### Exercise materials
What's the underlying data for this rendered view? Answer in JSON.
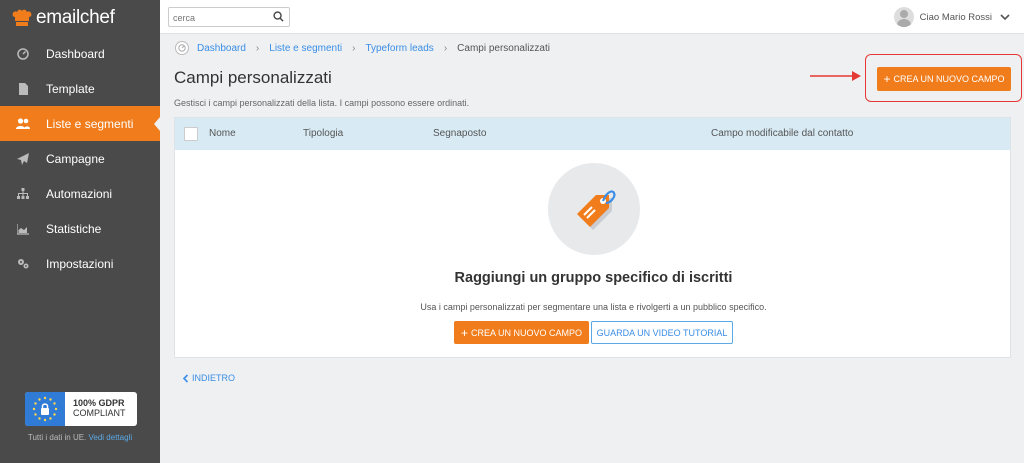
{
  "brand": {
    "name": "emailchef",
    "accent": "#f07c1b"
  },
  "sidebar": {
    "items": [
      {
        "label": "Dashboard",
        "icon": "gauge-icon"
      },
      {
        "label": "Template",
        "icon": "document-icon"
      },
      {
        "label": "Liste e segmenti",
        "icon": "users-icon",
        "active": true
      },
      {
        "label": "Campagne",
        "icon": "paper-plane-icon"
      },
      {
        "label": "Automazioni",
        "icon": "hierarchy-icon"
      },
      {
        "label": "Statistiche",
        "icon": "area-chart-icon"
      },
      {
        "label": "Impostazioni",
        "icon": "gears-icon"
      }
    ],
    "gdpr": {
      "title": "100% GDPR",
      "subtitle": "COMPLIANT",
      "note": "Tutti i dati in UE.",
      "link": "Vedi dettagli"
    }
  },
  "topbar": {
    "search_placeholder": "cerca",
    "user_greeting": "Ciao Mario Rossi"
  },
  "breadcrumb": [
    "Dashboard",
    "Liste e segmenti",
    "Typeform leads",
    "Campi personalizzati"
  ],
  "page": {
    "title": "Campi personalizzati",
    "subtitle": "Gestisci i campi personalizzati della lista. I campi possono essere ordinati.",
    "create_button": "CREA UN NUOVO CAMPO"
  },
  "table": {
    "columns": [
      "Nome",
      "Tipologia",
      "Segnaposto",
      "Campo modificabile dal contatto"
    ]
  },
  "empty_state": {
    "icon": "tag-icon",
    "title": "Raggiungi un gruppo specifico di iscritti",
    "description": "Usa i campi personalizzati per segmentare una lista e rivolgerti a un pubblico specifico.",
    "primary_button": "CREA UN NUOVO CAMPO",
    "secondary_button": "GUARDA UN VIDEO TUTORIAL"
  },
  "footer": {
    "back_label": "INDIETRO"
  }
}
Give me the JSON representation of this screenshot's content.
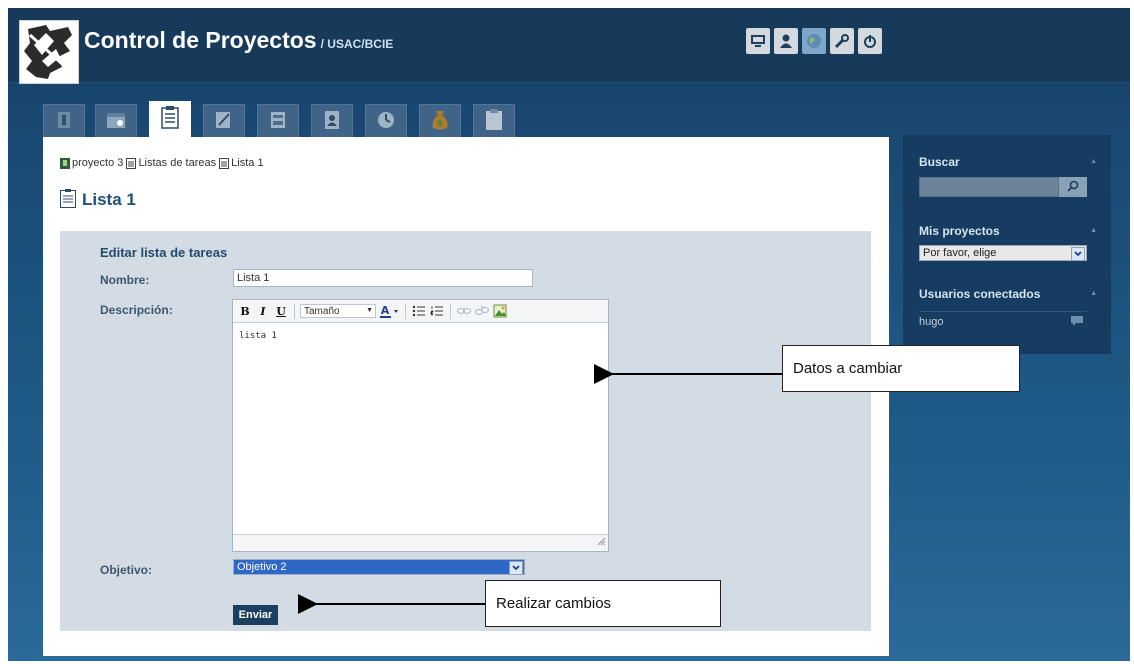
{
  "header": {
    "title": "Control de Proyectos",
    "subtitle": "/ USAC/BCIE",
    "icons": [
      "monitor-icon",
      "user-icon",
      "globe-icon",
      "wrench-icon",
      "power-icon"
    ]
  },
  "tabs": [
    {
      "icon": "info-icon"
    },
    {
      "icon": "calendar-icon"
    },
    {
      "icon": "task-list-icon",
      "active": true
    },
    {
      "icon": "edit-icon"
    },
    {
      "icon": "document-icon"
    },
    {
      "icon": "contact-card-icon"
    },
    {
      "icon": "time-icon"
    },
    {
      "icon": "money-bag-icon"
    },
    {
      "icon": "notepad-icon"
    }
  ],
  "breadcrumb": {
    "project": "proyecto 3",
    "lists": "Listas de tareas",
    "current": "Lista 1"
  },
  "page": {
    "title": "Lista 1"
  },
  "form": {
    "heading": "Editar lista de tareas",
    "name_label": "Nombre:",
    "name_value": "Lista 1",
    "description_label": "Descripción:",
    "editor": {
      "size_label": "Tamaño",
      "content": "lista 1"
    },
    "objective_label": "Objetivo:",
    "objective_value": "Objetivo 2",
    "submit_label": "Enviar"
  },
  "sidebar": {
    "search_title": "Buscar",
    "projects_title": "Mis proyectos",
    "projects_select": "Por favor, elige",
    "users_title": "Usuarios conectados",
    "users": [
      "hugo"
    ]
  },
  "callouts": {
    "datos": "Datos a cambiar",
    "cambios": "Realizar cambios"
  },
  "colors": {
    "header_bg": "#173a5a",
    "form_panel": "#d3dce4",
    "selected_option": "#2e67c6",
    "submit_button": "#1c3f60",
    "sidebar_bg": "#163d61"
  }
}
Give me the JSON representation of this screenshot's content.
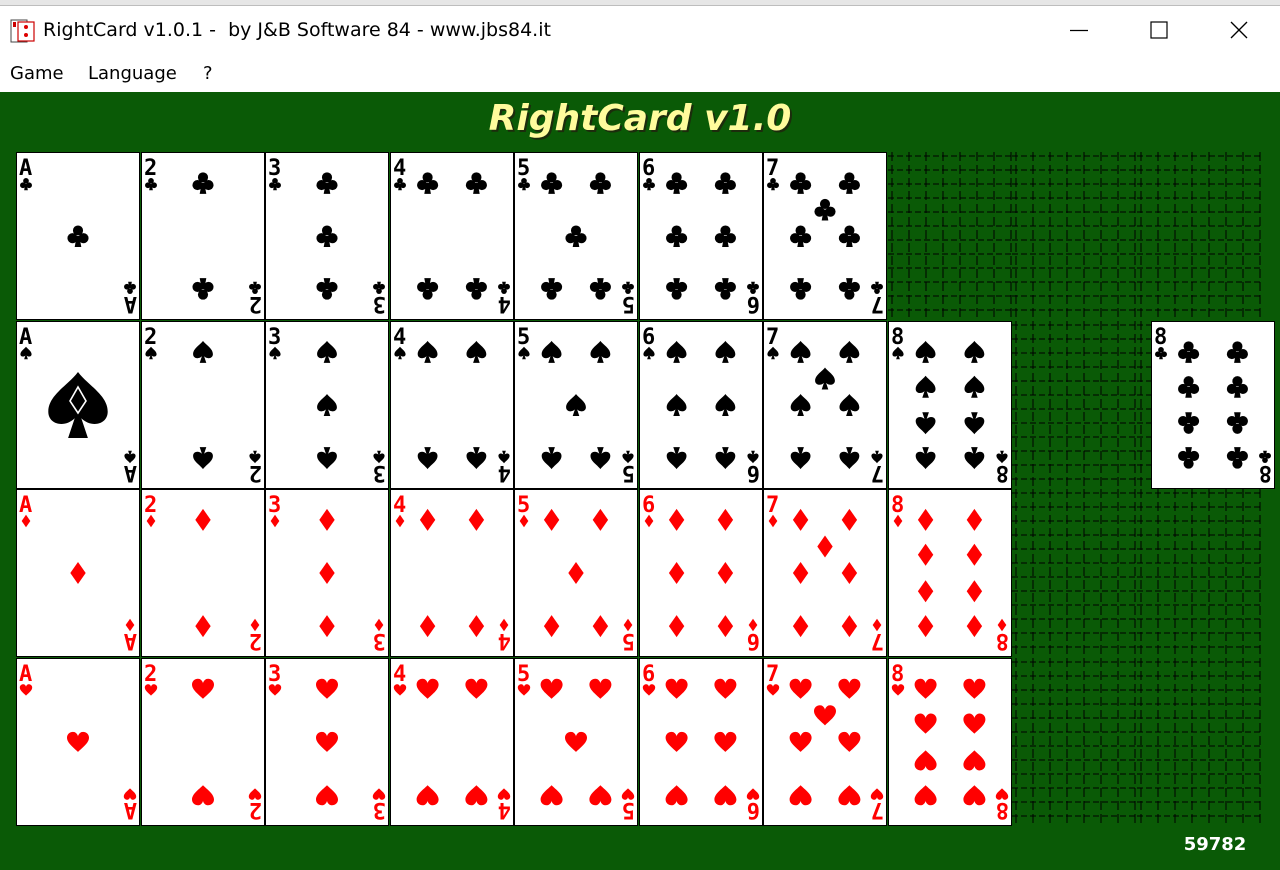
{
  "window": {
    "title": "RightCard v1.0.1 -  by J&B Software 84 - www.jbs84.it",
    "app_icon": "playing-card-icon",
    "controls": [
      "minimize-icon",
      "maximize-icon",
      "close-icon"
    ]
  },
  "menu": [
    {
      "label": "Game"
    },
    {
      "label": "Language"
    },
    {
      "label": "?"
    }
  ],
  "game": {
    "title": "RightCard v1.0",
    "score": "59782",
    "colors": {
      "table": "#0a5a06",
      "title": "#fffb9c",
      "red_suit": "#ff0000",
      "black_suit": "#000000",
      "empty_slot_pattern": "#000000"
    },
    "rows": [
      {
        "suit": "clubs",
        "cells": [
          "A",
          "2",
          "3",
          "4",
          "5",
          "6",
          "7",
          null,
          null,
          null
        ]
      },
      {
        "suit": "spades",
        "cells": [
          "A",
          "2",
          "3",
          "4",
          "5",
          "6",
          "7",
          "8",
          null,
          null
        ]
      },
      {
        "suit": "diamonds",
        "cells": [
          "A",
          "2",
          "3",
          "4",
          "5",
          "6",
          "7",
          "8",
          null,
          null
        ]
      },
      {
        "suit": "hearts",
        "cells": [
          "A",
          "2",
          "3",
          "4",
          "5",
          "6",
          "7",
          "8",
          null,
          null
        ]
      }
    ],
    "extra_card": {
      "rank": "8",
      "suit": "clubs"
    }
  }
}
######
Lines holding the word "document" in the entries above are the ones to pull out. Copy them all.

▶ [Full output]:
        "icon": "document-icon"
      "icon": "document-icon"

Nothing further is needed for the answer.